§ **Task to carry out**: Go to the line that contains "Transcribe this image's", then write out that line and all that follow to the end of the listing, exactly and without pictures.

Dataset records on visual material
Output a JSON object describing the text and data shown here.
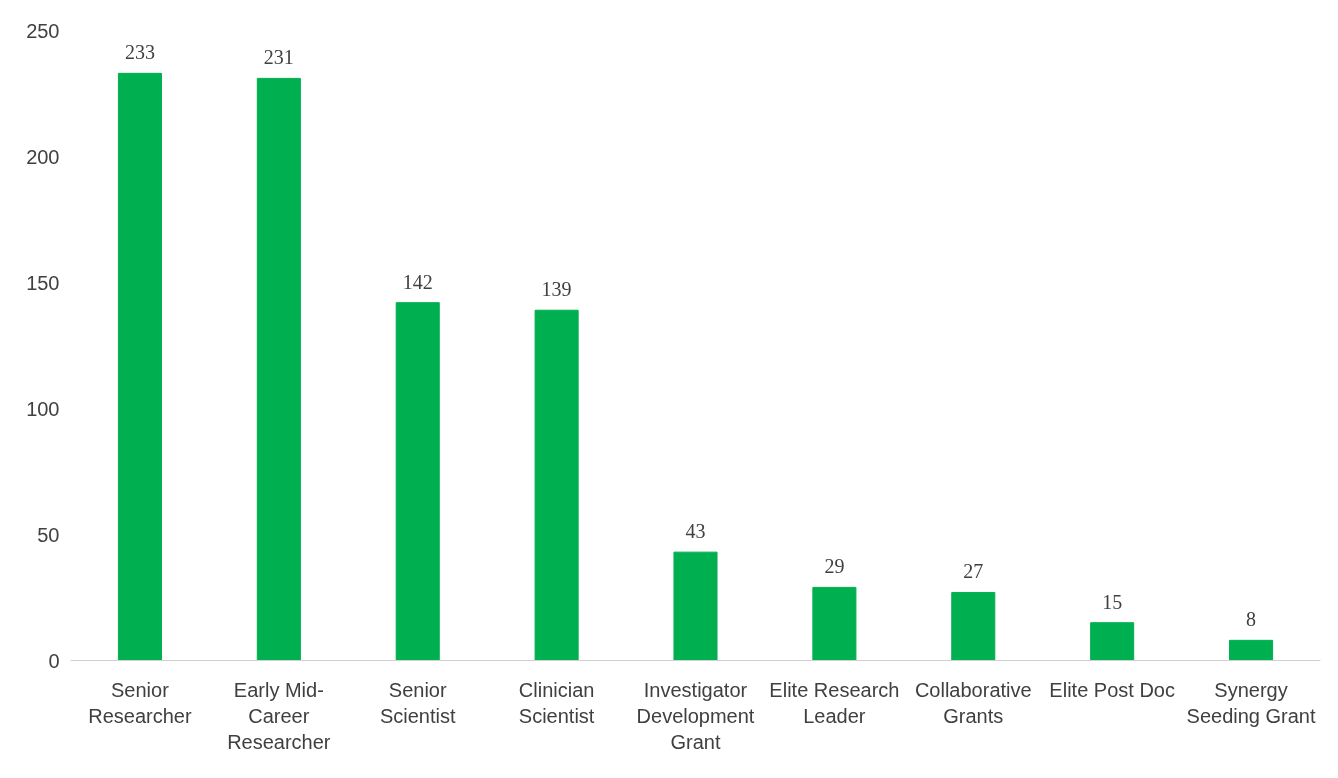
{
  "chart_data": {
    "type": "bar",
    "categories": [
      "Senior\nResearcher",
      "Early Mid-\nCareer\nResearcher",
      "Senior\nScientist",
      "Clinician\nScientist",
      "Investigator\nDevelopment\nGrant",
      "Elite Research\nLeader",
      "Collaborative\nGrants",
      "Elite Post Doc",
      "Synergy\nSeeding Grant"
    ],
    "values": [
      233,
      231,
      142,
      139,
      43,
      29,
      27,
      15,
      8
    ],
    "color": "#00b050",
    "ylim": [
      0,
      250
    ],
    "yticks": [
      0,
      50,
      100,
      150,
      200,
      250
    ],
    "grid": false,
    "data_labels": true
  }
}
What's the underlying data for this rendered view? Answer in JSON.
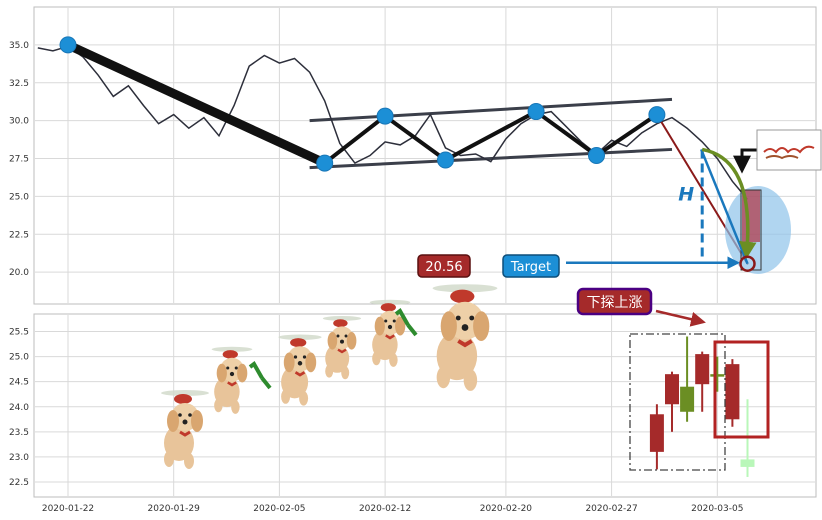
{
  "chart_data": [
    {
      "type": "line",
      "panel": "top",
      "ylim": [
        17.9,
        37.5
      ],
      "yticks": [
        "35.0",
        "32.5",
        "30.0",
        "27.5",
        "25.0",
        "22.5",
        "20.0"
      ],
      "ytick_values": [
        35.0,
        32.5,
        30.0,
        27.5,
        25.0,
        22.5,
        20.0
      ],
      "price_series": [
        [
          "2020-01-20",
          34.8
        ],
        [
          "2020-01-21",
          34.6
        ],
        [
          "2020-01-22",
          34.9
        ],
        [
          "2020-01-23",
          34.2
        ],
        [
          "2020-01-24",
          33.0
        ],
        [
          "2020-01-25",
          31.6
        ],
        [
          "2020-01-26",
          32.3
        ],
        [
          "2020-01-27",
          31.0
        ],
        [
          "2020-01-28",
          29.8
        ],
        [
          "2020-01-29",
          30.4
        ],
        [
          "2020-01-30",
          29.5
        ],
        [
          "2020-01-31",
          30.2
        ],
        [
          "2020-02-01",
          29.0
        ],
        [
          "2020-02-02",
          31.0
        ],
        [
          "2020-02-03",
          33.6
        ],
        [
          "2020-02-04",
          34.3
        ],
        [
          "2020-02-05",
          33.8
        ],
        [
          "2020-02-06",
          34.1
        ],
        [
          "2020-02-07",
          33.2
        ],
        [
          "2020-02-08",
          31.3
        ],
        [
          "2020-02-09",
          28.5
        ],
        [
          "2020-02-10",
          27.2
        ],
        [
          "2020-02-11",
          27.7
        ],
        [
          "2020-02-12",
          28.6
        ],
        [
          "2020-02-13",
          28.4
        ],
        [
          "2020-02-14",
          29.0
        ],
        [
          "2020-02-15",
          30.4
        ],
        [
          "2020-02-16",
          28.2
        ],
        [
          "2020-02-17",
          27.7
        ],
        [
          "2020-02-18",
          27.8
        ],
        [
          "2020-02-19",
          27.3
        ],
        [
          "2020-02-20",
          28.8
        ],
        [
          "2020-02-21",
          29.8
        ],
        [
          "2020-02-22",
          30.4
        ],
        [
          "2020-02-23",
          30.6
        ],
        [
          "2020-02-24",
          29.6
        ],
        [
          "2020-02-25",
          28.6
        ],
        [
          "2020-02-26",
          27.8
        ],
        [
          "2020-02-27",
          28.7
        ],
        [
          "2020-02-28",
          28.3
        ],
        [
          "2020-02-29",
          29.2
        ],
        [
          "2020-03-01",
          29.8
        ],
        [
          "2020-03-02",
          30.2
        ],
        [
          "2020-03-03",
          29.5
        ],
        [
          "2020-03-04",
          28.6
        ],
        [
          "2020-03-05",
          27.5
        ],
        [
          "2020-03-06",
          26.0
        ],
        [
          "2020-03-07",
          24.8
        ]
      ],
      "pivots": [
        [
          "2020-01-22",
          35.0
        ],
        [
          "2020-02-08",
          27.2
        ],
        [
          "2020-02-12",
          30.3
        ],
        [
          "2020-02-16",
          27.4
        ],
        [
          "2020-02-22",
          30.6
        ],
        [
          "2020-02-26",
          27.7
        ],
        [
          "2020-03-01",
          30.4
        ],
        [
          "2020-03-07",
          20.56
        ]
      ],
      "upper_channel": [
        [
          "2020-02-07",
          30.0
        ],
        [
          "2020-03-02",
          31.4
        ]
      ],
      "lower_channel": [
        [
          "2020-02-07",
          26.9
        ],
        [
          "2020-03-02",
          28.1
        ]
      ],
      "head_label": "H",
      "target_value": 20.56,
      "target_value_label": "20.56",
      "target_label": "Target",
      "colors": {
        "price": "#2d2f3b",
        "pivot": "#1c8fd6",
        "channel": "#3b3f4a",
        "target": "#1a78bd",
        "green_arrow": "#6b8e23",
        "value_badge": "#a52a2a"
      }
    },
    {
      "type": "candlestick",
      "panel": "bottom",
      "ylim": [
        22.2,
        25.85
      ],
      "yticks": [
        "25.5",
        "25.0",
        "24.5",
        "24.0",
        "23.5",
        "23.0",
        "22.5"
      ],
      "ytick_values": [
        25.5,
        25.0,
        24.5,
        24.0,
        23.5,
        23.0,
        22.5
      ],
      "candles": [
        {
          "date": "2020-03-01",
          "open": 23.1,
          "close": 23.85,
          "high": 24.05,
          "low": 22.75,
          "color": "#a52a2a"
        },
        {
          "date": "2020-03-02",
          "open": 24.05,
          "close": 24.65,
          "high": 24.7,
          "low": 23.5,
          "color": "#a52a2a"
        },
        {
          "date": "2020-03-03",
          "open": 24.4,
          "close": 23.9,
          "high": 25.4,
          "low": 23.7,
          "color": "#6b8e23"
        },
        {
          "date": "2020-03-04",
          "open": 24.45,
          "close": 25.05,
          "high": 25.1,
          "low": 23.9,
          "color": "#a52a2a"
        },
        {
          "date": "2020-03-05",
          "open": 24.65,
          "close": 24.6,
          "high": 25.0,
          "low": 24.3,
          "color": "#6b8e23"
        },
        {
          "date": "2020-03-06",
          "open": 23.75,
          "close": 24.85,
          "high": 24.95,
          "low": 23.6,
          "color": "#a52a2a"
        },
        {
          "date": "2020-03-07",
          "open": 22.95,
          "close": 22.8,
          "high": 24.15,
          "low": 22.6,
          "color": "#b9f7b9"
        }
      ],
      "pattern_label": "下探上涨",
      "colors": {
        "pattern_badge": "#a52a2a",
        "pattern_border": "#4b0082",
        "highlight_box": "#b22222"
      }
    }
  ],
  "x_axis": {
    "ticks": [
      "2020-01-22",
      "2020-01-29",
      "2020-02-05",
      "2020-02-12",
      "2020-02-20",
      "2020-02-27",
      "2020-03-05"
    ]
  },
  "decorations": {
    "dogs": [
      "flying-dog",
      "flying-dog",
      "flying-dog",
      "flying-dog",
      "flying-dog",
      "flying-dog",
      "flying-dog"
    ],
    "thumbnail": "reindeer-sleigh-thumbnail"
  }
}
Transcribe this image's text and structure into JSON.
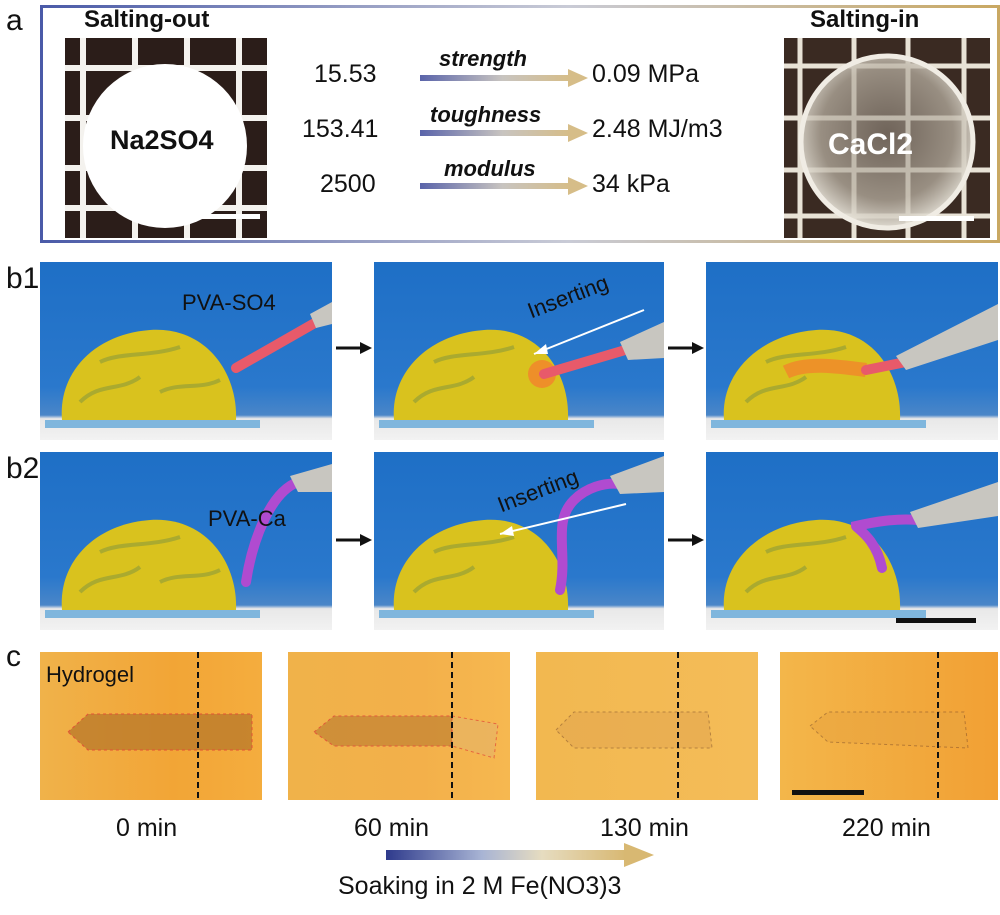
{
  "panel_a": {
    "label": "a",
    "left_title": "Salting-out",
    "left_salt": "Na2SO4",
    "right_title": "Salting-in",
    "right_salt": "CaCl2",
    "rows": [
      {
        "from": "15.53",
        "property": "strength",
        "to": "0.09 MPa"
      },
      {
        "from": "153.41",
        "property": "toughness",
        "to": "2.48 MJ/m3"
      },
      {
        "from": "2500",
        "property": "modulus",
        "to": "34 kPa"
      }
    ]
  },
  "panel_b1": {
    "label": "b1",
    "sample_label": "PVA-SO4",
    "action_label": "Inserting"
  },
  "panel_b2": {
    "label": "b2",
    "sample_label": "PVA-Ca",
    "action_label": "Inserting"
  },
  "panel_c": {
    "label": "c",
    "corner_label": "Hydrogel",
    "times": [
      "0 min",
      "60 min",
      "130 min",
      "220 min"
    ],
    "caption": "Soaking in 2 M Fe(NO3)3"
  },
  "colors": {
    "frame_start": "#4a5aa8",
    "frame_end": "#c9a862",
    "water_blue": "#1e6fc6",
    "brain_yellow": "#d9c21e",
    "pva_so4": "#e85a6a",
    "pva_ca": "#b04bd0",
    "orange_bg": "#f2a536"
  }
}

§ **Answer below**:
Transcribe this image's text and structure into JSON.
{
  "panel_a": {
    "label": "a",
    "left_title": "Salting-out",
    "left_salt": "Na2SO4",
    "right_title": "Salting-in",
    "right_salt": "CaCl2",
    "rows": [
      {
        "from": "15.53",
        "property": "strength",
        "to": "0.09 MPa"
      },
      {
        "from": "153.41",
        "property": "toughness",
        "to": "2.48 MJ/m3"
      },
      {
        "from": "2500",
        "property": "modulus",
        "to": "34 kPa"
      }
    ]
  },
  "panel_b1": {
    "label": "b1",
    "sample_label": "PVA-SO4",
    "action_label": "Inserting"
  },
  "panel_b2": {
    "label": "b2",
    "sample_label": "PVA-Ca",
    "action_label": "Inserting"
  },
  "panel_c": {
    "label": "c",
    "corner_label": "Hydrogel",
    "times": [
      "0 min",
      "60 min",
      "130 min",
      "220 min"
    ],
    "caption": "Soaking in 2 M Fe(NO3)3"
  },
  "colors": {
    "frame_start": "#4a5aa8",
    "frame_end": "#c9a862",
    "water_blue": "#1e6fc6",
    "brain_yellow": "#d9c21e",
    "pva_so4": "#e85a6a",
    "pva_ca": "#b04bd0",
    "orange_bg": "#f2a536"
  }
}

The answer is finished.